Records provided:
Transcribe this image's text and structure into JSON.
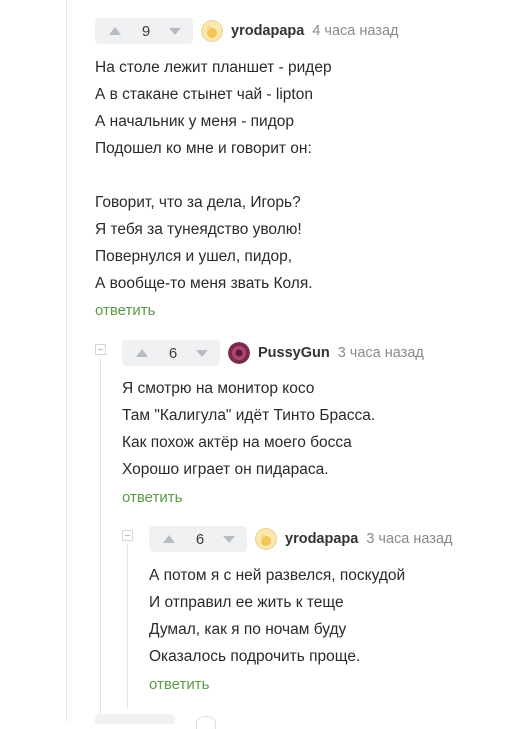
{
  "comments": [
    {
      "score": "9",
      "username": "yrodapapa",
      "time": "4 часа назад",
      "lines": [
        "На столе лежит планшет - ридер",
        "А в стакане стынет чай - lipton",
        "А начальник у меня - пидор",
        "Подошел ко мне и говорит он:",
        "",
        "Говорит, что за дела, Игорь?",
        "Я тебя за тунеядство уволю!",
        "Повернулся и ушел, пидор,",
        "А вообще-то меня звать Коля."
      ],
      "reply": "ответить"
    },
    {
      "score": "6",
      "username": "PussyGun",
      "time": "3 часа назад",
      "lines": [
        "Я смотрю на монитор косо",
        "Там \"Калигула\" идёт Тинто Брасса.",
        "Как похож актёр на моего босса",
        "Хорошо играет он пидараса."
      ],
      "reply": "ответить"
    },
    {
      "score": "6",
      "username": "yrodapapa",
      "time": "3 часа назад",
      "lines": [
        "А потом я с ней развелся, поскудой",
        "И отправил ее жить к теще",
        "Думал, как я по ночам буду",
        "Оказалось подрочить проще."
      ],
      "reply": "ответить"
    }
  ],
  "icons": {
    "upvote": "triangle-up-icon",
    "downvote": "chevron-down-icon",
    "collapse": "minus-box-icon"
  },
  "colors": {
    "reply_link": "#5b9a47",
    "vote_bg": "#f0f1f2",
    "time": "#8a8a8a"
  }
}
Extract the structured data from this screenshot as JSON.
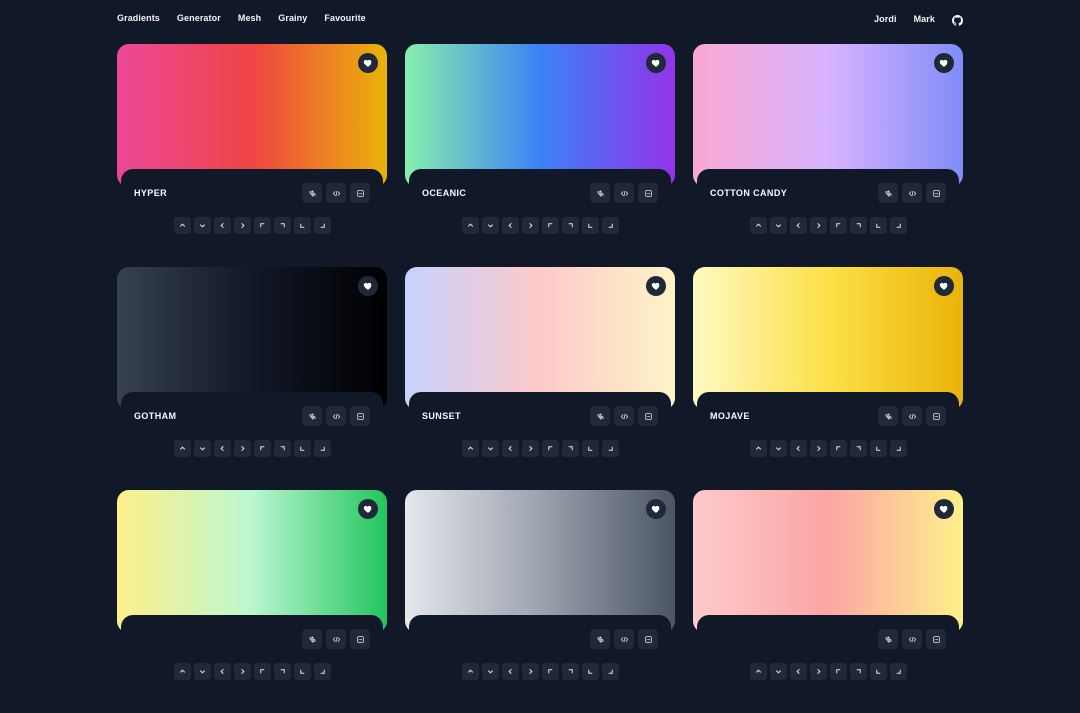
{
  "nav": {
    "left": [
      "Gradients",
      "Generator",
      "Mesh",
      "Grainy",
      "Favourite"
    ],
    "right": [
      "Jordi",
      "Mark"
    ],
    "github_icon": "github-icon"
  },
  "cards": [
    {
      "name": "HYPER",
      "gradient": [
        "#ec4899",
        "#ef4444",
        "#eab308"
      ]
    },
    {
      "name": "OCEANIC",
      "gradient": [
        "#86efac",
        "#3b82f6",
        "#9333ea"
      ]
    },
    {
      "name": "COTTON CANDY",
      "gradient": [
        "#f9a8d4",
        "#d8b4fe",
        "#818cf8"
      ]
    },
    {
      "name": "GOTHAM",
      "gradient": [
        "#374151",
        "#111827",
        "#000000"
      ]
    },
    {
      "name": "SUNSET",
      "gradient": [
        "#c7d2fe",
        "#fecaca",
        "#fef3c7"
      ]
    },
    {
      "name": "MOJAVE",
      "gradient": [
        "#fef9c3",
        "#fde047",
        "#eab308"
      ]
    },
    {
      "name": "",
      "gradient": [
        "#fef08a",
        "#bbf7d0",
        "#22c55e"
      ]
    },
    {
      "name": "",
      "gradient": [
        "#e5e7eb",
        "#9ca3af",
        "#4b5563"
      ]
    },
    {
      "name": "",
      "gradient": [
        "#fecaca",
        "#fca5a5",
        "#fef08a"
      ]
    }
  ],
  "card_actions": [
    "shuffle-icon",
    "code-icon",
    "save-icon"
  ],
  "direction_icons": [
    "arrow-up-icon",
    "arrow-down-icon",
    "arrow-left-icon",
    "arrow-right-icon",
    "corner-top-left-icon",
    "corner-top-right-icon",
    "corner-bottom-left-icon",
    "corner-bottom-right-icon"
  ],
  "favourite_icon": "heart-icon"
}
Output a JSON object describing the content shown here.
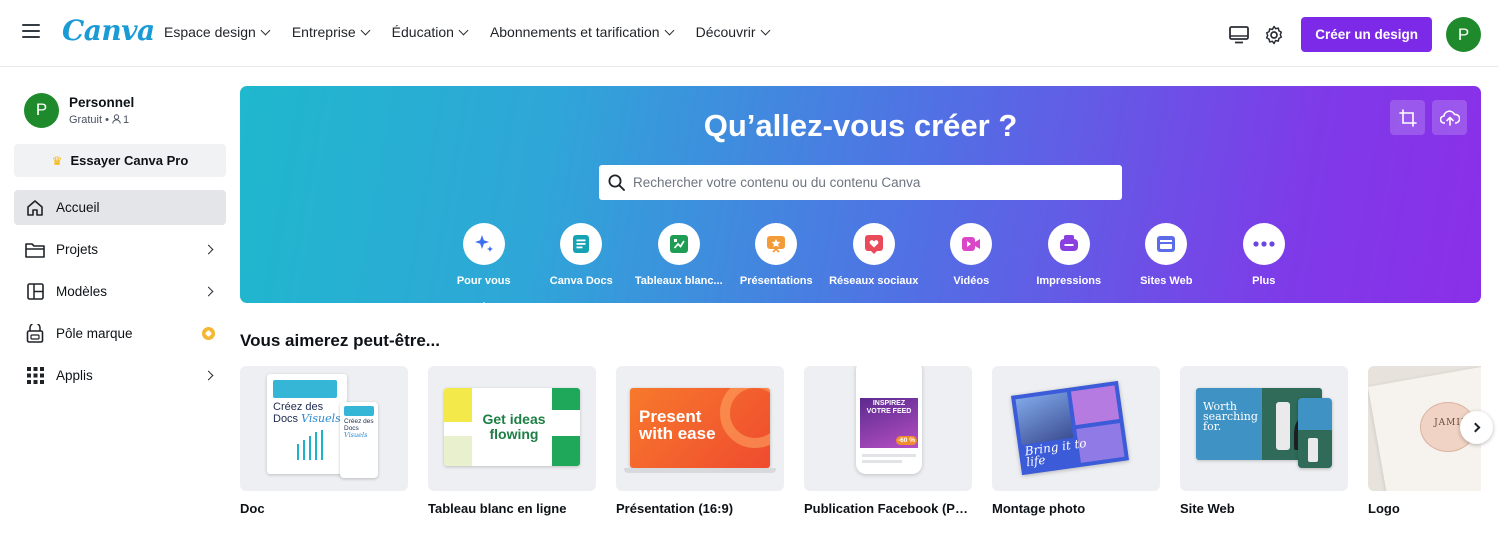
{
  "header": {
    "logo": "Canva",
    "nav": [
      {
        "label": "Espace design"
      },
      {
        "label": "Entreprise"
      },
      {
        "label": "Éducation"
      },
      {
        "label": "Abonnements et tarification"
      },
      {
        "label": "Découvrir"
      }
    ],
    "create_label": "Créer un design",
    "avatar_initial": "P",
    "icons": [
      "desktop-icon",
      "gear-icon"
    ]
  },
  "sidebar": {
    "profile": {
      "initial": "P",
      "name": "Personnel",
      "plan": "Gratuit • ",
      "members": "1"
    },
    "try_pro": "Essayer Canva Pro",
    "items": [
      {
        "label": "Accueil",
        "icon": "home-icon",
        "active": true
      },
      {
        "label": "Projets",
        "icon": "folder-icon"
      },
      {
        "label": "Modèles",
        "icon": "templates-icon"
      },
      {
        "label": "Pôle marque",
        "icon": "brand-icon"
      },
      {
        "label": "Applis",
        "icon": "apps-grid-icon"
      }
    ]
  },
  "hero": {
    "title": "Qu’allez-vous créer ?",
    "search_placeholder": "Rechercher votre contenu ou du contenu Canva",
    "categories": [
      {
        "label": "Pour vous",
        "icon": "sparkle-icon",
        "color": "#3b82f6"
      },
      {
        "label": "Canva Docs",
        "icon": "doc-icon",
        "color": "#13a3b5"
      },
      {
        "label": "Tableaux blanc...",
        "icon": "whiteboard-icon",
        "color": "#1f9d55"
      },
      {
        "label": "Présentations",
        "icon": "presentation-icon",
        "color": "#f29b38"
      },
      {
        "label": "Réseaux sociaux",
        "icon": "heart-icon",
        "color": "#e94b5b"
      },
      {
        "label": "Vidéos",
        "icon": "video-icon",
        "color": "#d946c8"
      },
      {
        "label": "Impressions",
        "icon": "print-icon",
        "color": "#8b3fe0"
      },
      {
        "label": "Sites Web",
        "icon": "website-icon",
        "color": "#5c6ce6"
      },
      {
        "label": "Plus",
        "icon": "more-icon",
        "color": "#6a46e0"
      }
    ]
  },
  "suggestions": {
    "title": "Vous aimerez peut-être...",
    "items": [
      {
        "label": "Doc"
      },
      {
        "label": "Tableau blanc en ligne"
      },
      {
        "label": "Présentation (16:9)"
      },
      {
        "label": "Publication Facebook (Paysage)"
      },
      {
        "label": "Montage photo"
      },
      {
        "label": "Site Web"
      },
      {
        "label": "Logo"
      }
    ],
    "thumb_text": {
      "doc_main": "Créez des Docs",
      "doc_italic": "Visuels",
      "doc_small": "Créez des Docs",
      "doc_small_italic": "Visuels",
      "wb": "Get ideas flowing",
      "pres": "Present with ease",
      "fb_line1": "INSPIREZ",
      "fb_line2": "VOTRE FEED",
      "fb_pct": "-60 %",
      "photo": "Bring it to life",
      "web": "Worth searching for.",
      "logo": "JAMIL"
    }
  }
}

Written instruction: For the string "corner", count the lines of the entries above that include it; answer with the number only.

Task response: 4